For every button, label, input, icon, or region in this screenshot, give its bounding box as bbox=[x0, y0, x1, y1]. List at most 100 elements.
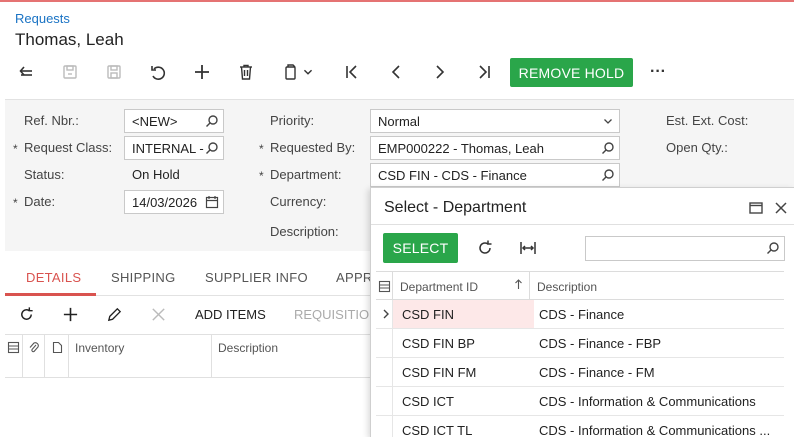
ref-nbr-value: <NEW> bbox=[132, 114, 178, 129]
add-items-button[interactable]: ADD ITEMS bbox=[195, 303, 266, 325]
first-record-icon[interactable] bbox=[338, 58, 366, 86]
breadcrumb[interactable]: Requests bbox=[15, 11, 70, 26]
tab-shipping[interactable]: SHIPPING bbox=[111, 270, 176, 285]
row-settings-icon[interactable] bbox=[5, 335, 23, 377]
save-close-icon[interactable] bbox=[56, 58, 84, 86]
requested-by-label: Requested By: bbox=[270, 140, 356, 155]
note-icon[interactable] bbox=[45, 335, 69, 377]
delete-icon[interactable] bbox=[232, 58, 260, 86]
remove-hold-button[interactable]: REMOVE HOLD bbox=[510, 58, 633, 87]
priority-select[interactable]: Normal bbox=[370, 109, 620, 133]
delete-row-icon[interactable] bbox=[150, 303, 167, 325]
page-title: Thomas, Leah bbox=[15, 30, 124, 49]
priority-label: Priority: bbox=[270, 113, 315, 128]
department-row[interactable]: CSD FIN BP CDS - Finance - FBP bbox=[376, 329, 784, 358]
edit-icon[interactable] bbox=[106, 303, 123, 325]
department-row[interactable]: CSD ICT CDS - Information & Communicatio… bbox=[376, 387, 784, 416]
open-qty-label: Open Qty.: bbox=[666, 140, 728, 155]
close-icon[interactable] bbox=[773, 200, 789, 216]
add-row-icon[interactable] bbox=[62, 303, 79, 325]
required-marker: * bbox=[13, 196, 18, 210]
column-header-inventory[interactable]: Inventory bbox=[69, 335, 212, 377]
main-toolbar: REMOVE HOLD ··· bbox=[0, 58, 794, 88]
department-row[interactable]: CSD FIN CDS - Finance bbox=[376, 300, 784, 329]
chevron-down-icon[interactable] bbox=[601, 114, 615, 128]
department-description-cell[interactable]: CDS - Finance - FBP bbox=[539, 336, 661, 351]
ref-nbr-input[interactable]: <NEW> bbox=[124, 109, 224, 133]
top-accent-line bbox=[0, 0, 794, 2]
refresh-icon[interactable] bbox=[471, 234, 499, 262]
maximize-icon[interactable] bbox=[748, 200, 764, 216]
status-value: On Hold bbox=[132, 167, 180, 182]
department-row[interactable]: CSD FIN FM CDS - Finance - FM bbox=[376, 358, 784, 387]
department-table-header: Department ID Description bbox=[376, 271, 784, 300]
details-grid-body bbox=[5, 378, 371, 437]
request-class-label: Request Class: bbox=[24, 140, 113, 155]
requisition-button[interactable]: REQUISITIO bbox=[294, 303, 369, 325]
undo-icon[interactable] bbox=[144, 58, 172, 86]
description-label: Description: bbox=[270, 224, 339, 239]
row-settings-icon[interactable] bbox=[376, 272, 393, 299]
search-icon[interactable] bbox=[766, 241, 780, 255]
request-class-input[interactable]: INTERNAL - bbox=[124, 136, 224, 160]
row-selector[interactable] bbox=[376, 358, 393, 386]
next-record-icon[interactable] bbox=[426, 58, 454, 86]
row-selector[interactable] bbox=[376, 416, 393, 437]
required-marker: * bbox=[259, 142, 264, 156]
department-description-cell[interactable]: CDS - Information & Communications bbox=[539, 394, 756, 409]
department-id-cell[interactable]: CSD FIN FM bbox=[402, 365, 476, 380]
required-marker: * bbox=[259, 169, 264, 183]
department-id-cell[interactable]: CSD ICT TL bbox=[402, 423, 472, 437]
est-ext-cost-label: Est. Ext. Cost: bbox=[666, 113, 749, 128]
requested-by-value: EMP000222 - Thomas, Leah bbox=[378, 141, 544, 156]
search-icon[interactable] bbox=[601, 141, 615, 155]
column-header-department-id-label: Department ID bbox=[400, 280, 479, 294]
save-icon[interactable] bbox=[100, 58, 128, 86]
column-header-description[interactable]: Description bbox=[212, 335, 371, 377]
date-value: 14/03/2026 bbox=[132, 195, 198, 210]
requested-by-input[interactable]: EMP000222 - Thomas, Leah bbox=[370, 136, 620, 160]
tab-supplier-info[interactable]: SUPPLIER INFO bbox=[205, 270, 308, 285]
department-id-cell[interactable]: CSD ICT bbox=[402, 394, 454, 409]
dialog-search-input[interactable] bbox=[585, 236, 785, 261]
department-id-cell[interactable]: CSD FIN BP bbox=[402, 336, 475, 351]
chevron-down-icon[interactable] bbox=[300, 58, 316, 86]
ref-nbr-label: Ref. Nbr.: bbox=[24, 113, 79, 128]
chevron-right-icon bbox=[383, 309, 389, 319]
search-icon[interactable] bbox=[205, 114, 219, 128]
department-value: CSD FIN - CDS - Finance bbox=[378, 168, 527, 183]
search-icon[interactable] bbox=[601, 168, 615, 182]
date-input[interactable]: 14/03/2026 bbox=[124, 190, 224, 214]
priority-value: Normal bbox=[378, 114, 420, 129]
row-selector[interactable] bbox=[376, 387, 393, 415]
calendar-icon[interactable] bbox=[205, 195, 219, 209]
add-icon[interactable] bbox=[188, 58, 216, 86]
more-menu-icon[interactable]: ··· bbox=[644, 58, 672, 86]
department-label: Department: bbox=[270, 167, 342, 182]
refresh-icon[interactable] bbox=[18, 303, 35, 325]
department-id-cell[interactable]: CSD FIN bbox=[402, 307, 454, 322]
department-row[interactable]: CSD ICT TL CDS - Information & Communica… bbox=[376, 416, 784, 437]
tab-approvals[interactable]: APPR bbox=[336, 270, 373, 285]
select-button[interactable]: SELECT bbox=[383, 233, 458, 263]
dialog-divider bbox=[371, 224, 794, 225]
department-input[interactable]: CSD FIN - CDS - Finance bbox=[370, 163, 620, 187]
previous-record-icon[interactable] bbox=[382, 58, 410, 86]
column-header-description[interactable]: Description bbox=[530, 272, 784, 299]
back-icon[interactable] bbox=[12, 58, 40, 86]
currency-label: Currency: bbox=[270, 194, 327, 209]
column-header-department-id[interactable]: Department ID bbox=[393, 272, 530, 299]
last-record-icon[interactable] bbox=[470, 58, 498, 86]
department-description-cell[interactable]: CDS - Information & Communications ... bbox=[539, 423, 770, 437]
date-label: Date: bbox=[24, 194, 56, 209]
tab-details[interactable]: DETAILS bbox=[26, 270, 81, 285]
active-tab-indicator bbox=[5, 293, 96, 296]
details-grid-header: Inventory Description bbox=[5, 334, 371, 378]
row-selector[interactable] bbox=[376, 329, 393, 357]
attachment-icon[interactable] bbox=[23, 335, 45, 377]
dialog-title: Select - Department bbox=[384, 199, 527, 216]
department-description-cell[interactable]: CDS - Finance - FM bbox=[539, 365, 655, 380]
fit-columns-icon[interactable] bbox=[514, 234, 542, 262]
search-icon[interactable] bbox=[205, 141, 219, 155]
department-description-cell[interactable]: CDS - Finance bbox=[539, 307, 624, 322]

────────

## The problem
Convert every line of the items above into a Markdown table with the columns "Row" and "Line", giving each line its own numbered row. Skip blank lines and leave the pictures out.

## Answer in full
| Row | Line |
|---|---|
| 1 | For every button, label, input, icon, or region in this screenshot, give its bounding box as bbox=[x0, y0, x1, y1]. List at most 100 elements. |
| 2 | ref-nbr-value: <NEW> bbox=[132, 114, 178, 129] |
| 3 | add-items-button[interactable]: ADD ITEMS bbox=[195, 303, 266, 325] |
| 4 | first-record-icon[interactable] bbox=[338, 58, 366, 86] |
| 5 | breadcrumb[interactable]: Requests bbox=[15, 11, 70, 26] |
| 6 | tab-shipping[interactable]: SHIPPING bbox=[111, 270, 176, 285] |
| 7 | row-settings-icon[interactable] bbox=[5, 335, 23, 377] |
| 8 | save-close-icon[interactable] bbox=[56, 58, 84, 86] |
| 9 | requested-by-label: Requested By: bbox=[270, 140, 356, 155] |
| 10 | note-icon[interactable] bbox=[45, 335, 69, 377] |
| 11 | delete-icon[interactable] bbox=[232, 58, 260, 86] |
| 12 | remove-hold-button[interactable]: REMOVE HOLD bbox=[510, 58, 633, 87] |
| 13 | priority-select[interactable]: Normal bbox=[370, 109, 620, 133] |
| 14 | delete-row-icon[interactable] bbox=[150, 303, 167, 325] |
| 15 | page-title: Thomas, Leah bbox=[15, 30, 124, 49] |
| 16 | priority-label: Priority: bbox=[270, 113, 315, 128] |
| 17 | department-row[interactable]: CSD FIN BP CDS - Finance - FBP bbox=[376, 329, 784, 358] |
| 18 | edit-icon[interactable] bbox=[106, 303, 123, 325] |
| 19 | department-row[interactable]: CSD ICT CDS - Information & Communicatio… bbox=[376, 387, 784, 416] |
| 20 | open-qty-label: Open Qty.: bbox=[666, 140, 728, 155] |
| 21 | close-icon[interactable] bbox=[773, 200, 789, 216] |
| 22 | add-row-icon[interactable] bbox=[62, 303, 79, 325] |
| 23 | required-marker: * bbox=[13, 196, 18, 210] |
| 24 | column-header-inventory[interactable]: Inventory bbox=[69, 335, 212, 377] |
| 25 | main-toolbar: REMOVE HOLD ··· bbox=[0, 58, 794, 88] |
| 26 | department-row[interactable]: CSD FIN CDS - Finance bbox=[376, 300, 784, 329] |
| 27 | chevron-down-icon[interactable] bbox=[601, 114, 615, 128] |
| 28 | department-description-cell[interactable]: CDS - Finance - FBP bbox=[539, 336, 661, 351] |
| 29 | ref-nbr-input[interactable]: <NEW> bbox=[124, 109, 224, 133] |
| 30 | top-accent-line bbox=[0, 0, 794, 2] |
| 31 | refresh-icon[interactable] bbox=[471, 234, 499, 262] |
| 32 | maximize-icon[interactable] bbox=[748, 200, 764, 216] |
| 33 | status-value: On Hold bbox=[132, 167, 180, 182] |
| 34 | department-row[interactable]: CSD FIN FM CDS - Finance - FM bbox=[376, 358, 784, 387] |
| 35 | department-table-header: Department ID Description bbox=[376, 271, 784, 300] |
| 36 | details-grid-body bbox=[5, 378, 371, 437] |
| 37 | request-class-label: Request Class: bbox=[24, 140, 113, 155] |
| 38 | requisition-button[interactable]: REQUISITIO bbox=[294, 303, 369, 325] |
| 39 | undo-icon[interactable] bbox=[144, 58, 172, 86] |
| 40 | description-label: Description: bbox=[270, 224, 339, 239] |
| 41 | row-settings-icon[interactable] bbox=[376, 272, 393, 299] |
| 42 | search-icon[interactable] bbox=[766, 241, 780, 255] |
| 43 | request-class-input[interactable]: INTERNAL - bbox=[124, 136, 224, 160] |
| 44 | row-selector[interactable] bbox=[376, 358, 393, 386] |
| 45 | next-record-icon[interactable] bbox=[426, 58, 454, 86] |
| 46 | row-selector[interactable] bbox=[376, 416, 393, 437] |
| 47 | required-marker: * bbox=[259, 142, 264, 156] |
| 48 | department-description-cell[interactable]: CDS - Information & Communications bbox=[539, 394, 756, 409] |
| 49 | department-id-cell[interactable]: CSD FIN FM bbox=[402, 365, 476, 380] |
| 50 | required-marker: * bbox=[259, 169, 264, 183] |
| 51 | department-id-cell[interactable]: CSD ICT TL bbox=[402, 423, 472, 437] |
| 52 | est-ext-cost-label: Est. Ext. Cost: bbox=[666, 113, 749, 128] |
| 53 | requested-by-value: EMP000222 - Thomas, Leah bbox=[378, 141, 544, 156] |
| 54 | search-icon[interactable] bbox=[601, 141, 615, 155] |
| 55 | column-header-department-id-label: Department ID bbox=[400, 280, 479, 294] |
| 56 | save-icon[interactable] bbox=[100, 58, 128, 86] |
| 57 | column-header-description[interactable]: Description bbox=[212, 335, 371, 377] |
| 58 | date-value: 14/03/2026 bbox=[132, 195, 198, 210] |
| 59 | requested-by-input[interactable]: EMP000222 - Thomas, Leah bbox=[370, 136, 620, 160] |
| 60 | tab-supplier-info[interactable]: SUPPLIER INFO bbox=[205, 270, 308, 285] |
| 61 | department-id-cell[interactable]: CSD ICT bbox=[402, 394, 454, 409] |
| 62 | dialog-search-input[interactable] bbox=[585, 236, 785, 261] |
| 63 | department-id-cell[interactable]: CSD FIN BP bbox=[402, 336, 475, 351] |
| 64 | chevron-down-icon[interactable] bbox=[300, 58, 316, 86] |
| 65 | ref-nbr-label: Ref. Nbr.: bbox=[24, 113, 79, 128] |
| 66 | chevron-right-icon bbox=[383, 309, 389, 319] |
| 67 | search-icon[interactable] bbox=[205, 114, 219, 128] |
| 68 | department-value: CSD FIN - CDS - Finance bbox=[378, 168, 527, 183] |
| 69 | search-icon[interactable] bbox=[601, 168, 615, 182] |
| 70 | date-input[interactable]: 14/03/2026 bbox=[124, 190, 224, 214] |
| 71 | priority-value: Normal bbox=[378, 114, 420, 129] |
| 72 | row-selector[interactable] bbox=[376, 387, 393, 415] |
| 73 | calendar-icon[interactable] bbox=[205, 195, 219, 209] |
| 74 | add-icon[interactable] bbox=[188, 58, 216, 86] |
| 75 | more-menu-icon[interactable]: ··· bbox=[644, 58, 672, 86] |
| 76 | department-label: Department: bbox=[270, 167, 342, 182] |
| 77 | refresh-icon[interactable] bbox=[18, 303, 35, 325] |
| 78 | department-id-cell[interactable]: CSD FIN bbox=[402, 307, 454, 322] |
| 79 | department-row[interactable]: CSD ICT TL CDS - Information & Communica… bbox=[376, 416, 784, 437] |
| 80 | tab-approvals[interactable]: APPR bbox=[336, 270, 373, 285] |
| 81 | select-button[interactable]: SELECT bbox=[383, 233, 458, 263] |
| 82 | dialog-divider bbox=[371, 224, 794, 225] |
| 83 | department-input[interactable]: CSD FIN - CDS - Finance bbox=[370, 163, 620, 187] |
| 84 | previous-record-icon[interactable] bbox=[382, 58, 410, 86] |
| 85 | column-header-description[interactable]: Description bbox=[530, 272, 784, 299] |
| 86 | back-icon[interactable] bbox=[12, 58, 40, 86] |
| 87 | currency-label: Currency: bbox=[270, 194, 327, 209] |
| 88 | column-header-department-id[interactable]: Department ID bbox=[393, 272, 530, 299] |
| 89 | last-record-icon[interactable] bbox=[470, 58, 498, 86] |
| 90 | department-description-cell[interactable]: CDS - Information & Communications ... bbox=[539, 423, 770, 437] |
| 91 | date-label: Date: bbox=[24, 194, 56, 209] |
| 92 | tab-details[interactable]: DETAILS bbox=[26, 270, 81, 285] |
| 93 | active-tab-indicator bbox=[5, 293, 96, 296] |
| 94 | details-grid-header: Inventory Description bbox=[5, 334, 371, 378] |
| 95 | row-selector[interactable] bbox=[376, 329, 393, 357] |
| 96 | attachment-icon[interactable] bbox=[23, 335, 45, 377] |
| 97 | dialog-title: Select - Department bbox=[384, 199, 527, 216] |
| 98 | department-description-cell[interactable]: CDS - Finance - FM bbox=[539, 365, 655, 380] |
| 99 | fit-columns-icon[interactable] bbox=[514, 234, 542, 262] |
| 100 | search-icon[interactable] bbox=[205, 141, 219, 155] |
| 101 | department-description-cell[interactable]: CDS - Finance bbox=[539, 307, 624, 322] |